Without including any images, reproduce each entry exactly.

━━━━━━━━━━━━━━━━━━━━

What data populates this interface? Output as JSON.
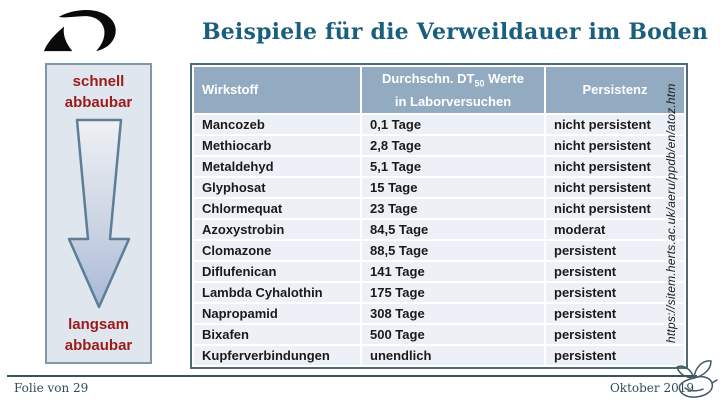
{
  "slide": {
    "title": "Beispiele für die Verweildauer im Boden",
    "footer_left": "Folie von 29",
    "footer_right": "Oktober 2019",
    "source_url": "https://sitem.herts.ac.uk/aeru/ppdb/en/atoz.htm"
  },
  "degradation_scale": {
    "top_label_line1": "schnell",
    "top_label_line2": "abbaubar",
    "bottom_label_line1": "langsam",
    "bottom_label_line2": "abbaubar"
  },
  "table": {
    "headers": {
      "col1": "Wirkstoff",
      "col2_pre": "Durchschn. DT",
      "col2_sub": "50",
      "col2_post": " Werte",
      "col2_line2": "in Laborversuchen",
      "col3": "Persistenz"
    },
    "rows": [
      [
        "Mancozeb",
        "0,1 Tage",
        "nicht persistent"
      ],
      [
        "Methiocarb",
        "2,8 Tage",
        "nicht persistent"
      ],
      [
        "Metaldehyd",
        "5,1 Tage",
        "nicht persistent"
      ],
      [
        "Glyphosat",
        "15 Tage",
        "nicht persistent"
      ],
      [
        "Chlormequat",
        "23 Tage",
        "nicht persistent"
      ],
      [
        "Azoxystrobin",
        "84,5 Tage",
        "moderat"
      ],
      [
        "Clomazone",
        "88,5 Tage",
        "persistent"
      ],
      [
        "Diflufenican",
        "141 Tage",
        "persistent"
      ],
      [
        "Lambda Cyhalothin",
        "175 Tage",
        "persistent"
      ],
      [
        "Napropamid",
        "308 Tage",
        "persistent"
      ],
      [
        "Bixafen",
        "500 Tage",
        "persistent"
      ],
      [
        "Kupferverbindungen",
        "unendlich",
        "persistent"
      ]
    ]
  },
  "chart_data": {
    "type": "table",
    "title": "Beispiele für die Verweildauer im Boden",
    "columns": [
      "Wirkstoff",
      "Durchschn. DT50 Werte in Laborversuchen",
      "Persistenz"
    ],
    "rows": [
      [
        "Mancozeb",
        "0,1 Tage",
        "nicht persistent"
      ],
      [
        "Methiocarb",
        "2,8 Tage",
        "nicht persistent"
      ],
      [
        "Metaldehyd",
        "5,1 Tage",
        "nicht persistent"
      ],
      [
        "Glyphosat",
        "15 Tage",
        "nicht persistent"
      ],
      [
        "Chlormequat",
        "23 Tage",
        "nicht persistent"
      ],
      [
        "Azoxystrobin",
        "84,5 Tage",
        "moderat"
      ],
      [
        "Clomazone",
        "88,5 Tage",
        "persistent"
      ],
      [
        "Diflufenican",
        "141 Tage",
        "persistent"
      ],
      [
        "Lambda Cyhalothin",
        "175 Tage",
        "persistent"
      ],
      [
        "Napropamid",
        "308 Tage",
        "persistent"
      ],
      [
        "Bixafen",
        "500 Tage",
        "persistent"
      ],
      [
        "Kupferverbindungen",
        "unendlich",
        "persistent"
      ]
    ]
  },
  "colors": {
    "title": "#1a5f7e",
    "table_header_bg": "#93abc0",
    "table_row_bg": "#edf1f7",
    "table_border": "#4f6b7a",
    "panel_bg": "#dfe6ee",
    "panel_border": "#7f97a8",
    "degrade_label": "#9b1b1b",
    "arrow_stroke": "#5e7e96",
    "footer": "#2e4d5a"
  }
}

━━━━━━━━━━━━━━━━━━━━

● Problem solution:
What data populates this interface? Output as JSON.
{
  "slide": {
    "title": "Beispiele für die Verweildauer im Boden",
    "footer_left": "Folie von 29",
    "footer_right": "Oktober 2019",
    "source_url": "https://sitem.herts.ac.uk/aeru/ppdb/en/atoz.htm"
  },
  "degradation_scale": {
    "top_label_line1": "schnell",
    "top_label_line2": "abbaubar",
    "bottom_label_line1": "langsam",
    "bottom_label_line2": "abbaubar"
  },
  "table": {
    "headers": {
      "col1": "Wirkstoff",
      "col2_pre": "Durchschn. DT",
      "col2_sub": "50",
      "col2_post": " Werte",
      "col2_line2": "in Laborversuchen",
      "col3": "Persistenz"
    },
    "rows": [
      [
        "Mancozeb",
        "0,1 Tage",
        "nicht persistent"
      ],
      [
        "Methiocarb",
        "2,8 Tage",
        "nicht persistent"
      ],
      [
        "Metaldehyd",
        "5,1 Tage",
        "nicht persistent"
      ],
      [
        "Glyphosat",
        "15 Tage",
        "nicht persistent"
      ],
      [
        "Chlormequat",
        "23 Tage",
        "nicht persistent"
      ],
      [
        "Azoxystrobin",
        "84,5 Tage",
        "moderat"
      ],
      [
        "Clomazone",
        "88,5 Tage",
        "persistent"
      ],
      [
        "Diflufenican",
        "141 Tage",
        "persistent"
      ],
      [
        "Lambda Cyhalothin",
        "175 Tage",
        "persistent"
      ],
      [
        "Napropamid",
        "308 Tage",
        "persistent"
      ],
      [
        "Bixafen",
        "500 Tage",
        "persistent"
      ],
      [
        "Kupferverbindungen",
        "unendlich",
        "persistent"
      ]
    ]
  },
  "chart_data": {
    "type": "table",
    "title": "Beispiele für die Verweildauer im Boden",
    "columns": [
      "Wirkstoff",
      "Durchschn. DT50 Werte in Laborversuchen",
      "Persistenz"
    ],
    "rows": [
      [
        "Mancozeb",
        "0,1 Tage",
        "nicht persistent"
      ],
      [
        "Methiocarb",
        "2,8 Tage",
        "nicht persistent"
      ],
      [
        "Metaldehyd",
        "5,1 Tage",
        "nicht persistent"
      ],
      [
        "Glyphosat",
        "15 Tage",
        "nicht persistent"
      ],
      [
        "Chlormequat",
        "23 Tage",
        "nicht persistent"
      ],
      [
        "Azoxystrobin",
        "84,5 Tage",
        "moderat"
      ],
      [
        "Clomazone",
        "88,5 Tage",
        "persistent"
      ],
      [
        "Diflufenican",
        "141 Tage",
        "persistent"
      ],
      [
        "Lambda Cyhalothin",
        "175 Tage",
        "persistent"
      ],
      [
        "Napropamid",
        "308 Tage",
        "persistent"
      ],
      [
        "Bixafen",
        "500 Tage",
        "persistent"
      ],
      [
        "Kupferverbindungen",
        "unendlich",
        "persistent"
      ]
    ]
  },
  "colors": {
    "title": "#1a5f7e",
    "table_header_bg": "#93abc0",
    "table_row_bg": "#edf1f7",
    "table_border": "#4f6b7a",
    "panel_bg": "#dfe6ee",
    "panel_border": "#7f97a8",
    "degrade_label": "#9b1b1b",
    "arrow_stroke": "#5e7e96",
    "footer": "#2e4d5a"
  }
}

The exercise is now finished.